### Material provided
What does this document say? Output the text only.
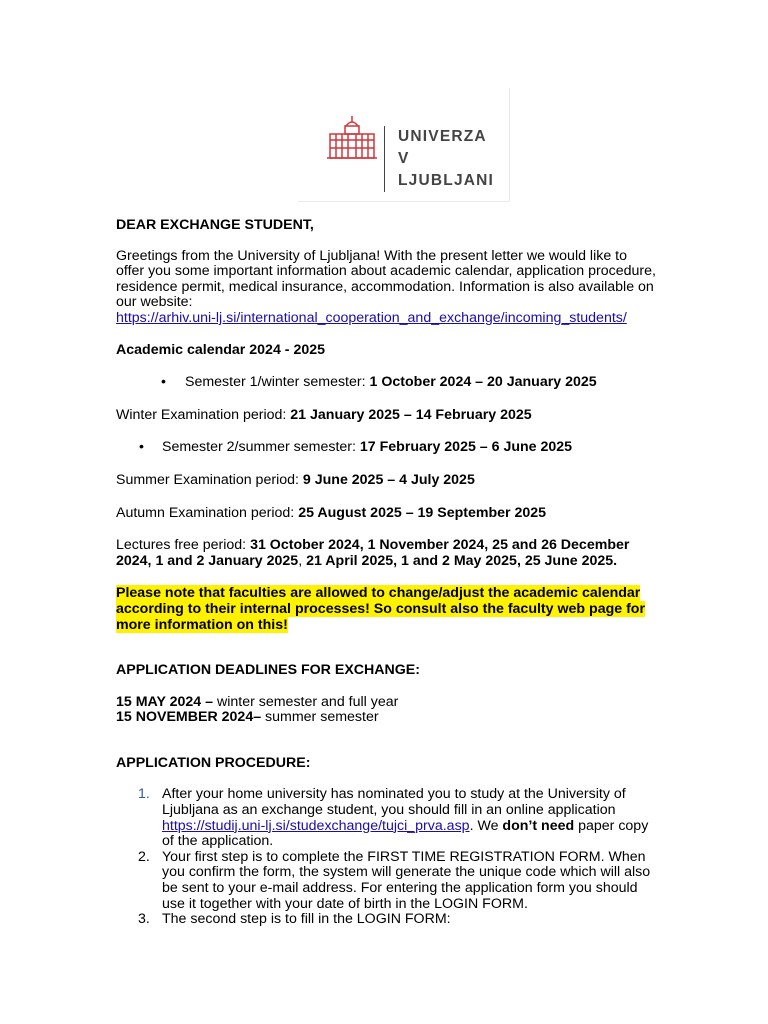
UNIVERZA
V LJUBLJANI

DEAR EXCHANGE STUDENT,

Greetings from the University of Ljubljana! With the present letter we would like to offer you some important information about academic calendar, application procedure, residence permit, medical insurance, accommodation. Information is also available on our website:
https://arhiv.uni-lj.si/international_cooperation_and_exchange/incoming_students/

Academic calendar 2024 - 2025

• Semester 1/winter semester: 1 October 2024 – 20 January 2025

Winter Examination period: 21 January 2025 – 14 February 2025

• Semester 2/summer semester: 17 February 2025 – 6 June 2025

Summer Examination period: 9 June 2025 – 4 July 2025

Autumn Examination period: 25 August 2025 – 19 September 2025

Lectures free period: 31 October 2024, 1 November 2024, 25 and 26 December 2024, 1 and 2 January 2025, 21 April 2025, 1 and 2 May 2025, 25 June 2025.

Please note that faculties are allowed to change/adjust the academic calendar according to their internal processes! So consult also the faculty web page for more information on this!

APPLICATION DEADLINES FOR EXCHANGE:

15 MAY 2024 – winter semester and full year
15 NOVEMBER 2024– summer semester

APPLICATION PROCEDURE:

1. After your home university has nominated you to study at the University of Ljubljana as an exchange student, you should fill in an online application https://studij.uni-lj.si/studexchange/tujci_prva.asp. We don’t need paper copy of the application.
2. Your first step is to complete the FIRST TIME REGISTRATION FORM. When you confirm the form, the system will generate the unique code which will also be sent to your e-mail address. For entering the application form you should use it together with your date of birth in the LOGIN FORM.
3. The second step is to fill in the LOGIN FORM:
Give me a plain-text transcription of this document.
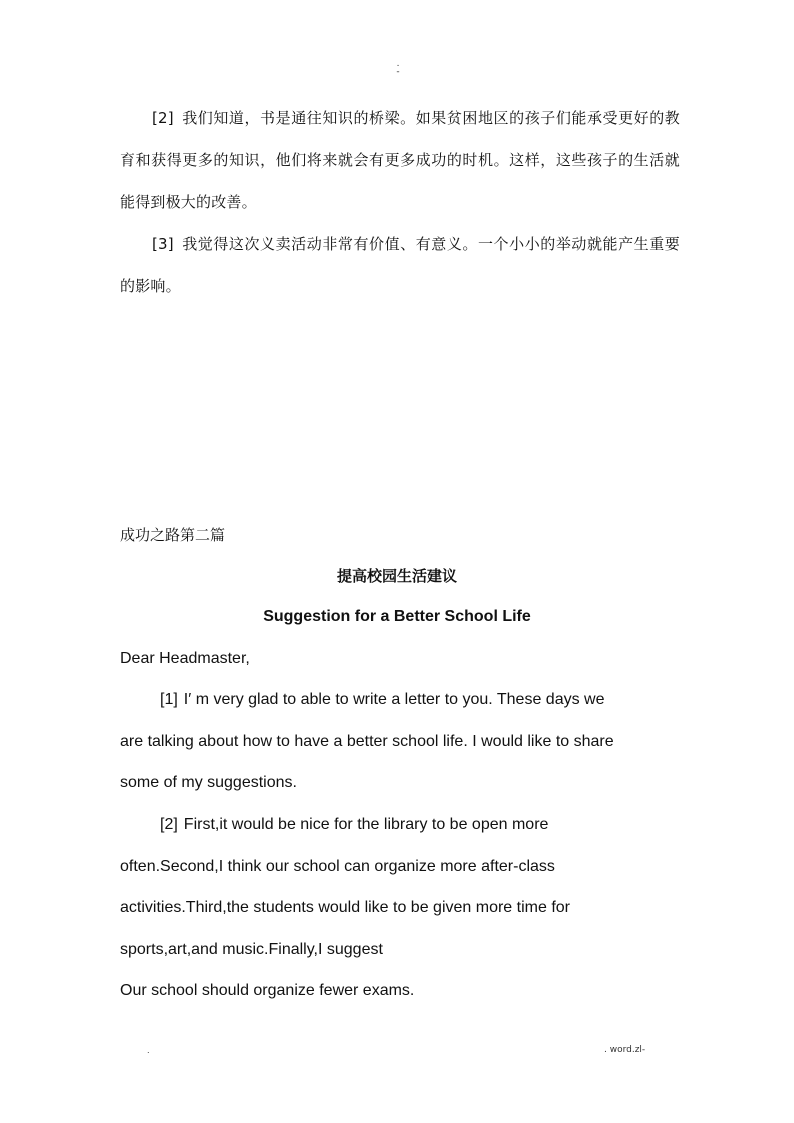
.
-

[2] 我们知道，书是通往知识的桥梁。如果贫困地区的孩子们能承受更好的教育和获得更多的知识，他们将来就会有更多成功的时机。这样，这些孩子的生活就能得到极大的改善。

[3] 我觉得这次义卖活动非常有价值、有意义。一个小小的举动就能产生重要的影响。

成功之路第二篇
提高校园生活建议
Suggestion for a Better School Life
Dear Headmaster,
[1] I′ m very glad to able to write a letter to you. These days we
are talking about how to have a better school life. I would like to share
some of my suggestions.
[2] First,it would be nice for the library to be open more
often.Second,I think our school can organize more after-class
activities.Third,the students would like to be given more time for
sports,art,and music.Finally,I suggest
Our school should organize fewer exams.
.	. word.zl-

### Problem details
Return each line of the data, keeping its wording exact and omitting pictures.

### Written reply
What does this document say? Output the text only.
UNIVERZA
V LJUBLJANI

DEAR EXCHANGE STUDENT,

Greetings from the University of Ljubljana! With the present letter we would like to offer you some important information about academic calendar, application procedure, residence permit, medical insurance, accommodation. Information is also available on our website:
https://arhiv.uni-lj.si/international_cooperation_and_exchange/incoming_students/

Academic calendar 2024 - 2025

• Semester 1/winter semester: 1 October 2024 – 20 January 2025

Winter Examination period: 21 January 2025 – 14 February 2025

• Semester 2/summer semester: 17 February 2025 – 6 June 2025

Summer Examination period: 9 June 2025 – 4 July 2025

Autumn Examination period: 25 August 2025 – 19 September 2025

Lectures free period: 31 October 2024, 1 November 2024, 25 and 26 December 2024, 1 and 2 January 2025, 21 April 2025, 1 and 2 May 2025, 25 June 2025.

Please note that faculties are allowed to change/adjust the academic calendar according to their internal processes! So consult also the faculty web page for more information on this!

APPLICATION DEADLINES FOR EXCHANGE:

15 MAY 2024 – winter semester and full year
15 NOVEMBER 2024– summer semester

APPLICATION PROCEDURE:

1. After your home university has nominated you to study at the University of Ljubljana as an exchange student, you should fill in an online application https://studij.uni-lj.si/studexchange/tujci_prva.asp. We don’t need paper copy of the application.
2. Your first step is to complete the FIRST TIME REGISTRATION FORM. When you confirm the form, the system will generate the unique code which will also be sent to your e-mail address. For entering the application form you should use it together with your date of birth in the LOGIN FORM.
3. The second step is to fill in the LOGIN FORM:
Give me a plain-text transcription of this document.
.
-

[2] 我们知道，书是通往知识的桥梁。如果贫困地区的孩子们能承受更好的教育和获得更多的知识，他们将来就会有更多成功的时机。这样，这些孩子的生活就能得到极大的改善。

[3] 我觉得这次义卖活动非常有价值、有意义。一个小小的举动就能产生重要的影响。

成功之路第二篇
提高校园生活建议
Suggestion for a Better School Life
Dear Headmaster,
[1] I′ m very glad to able to write a letter to you. These days we
are talking about how to have a better school life. I would like to share
some of my suggestions.
[2] First,it would be nice for the library to be open more
often.Second,I think our school can organize more after-class
activities.Third,the students would like to be given more time for
sports,art,and music.Finally,I suggest
Our school should organize fewer exams.
.	. word.zl-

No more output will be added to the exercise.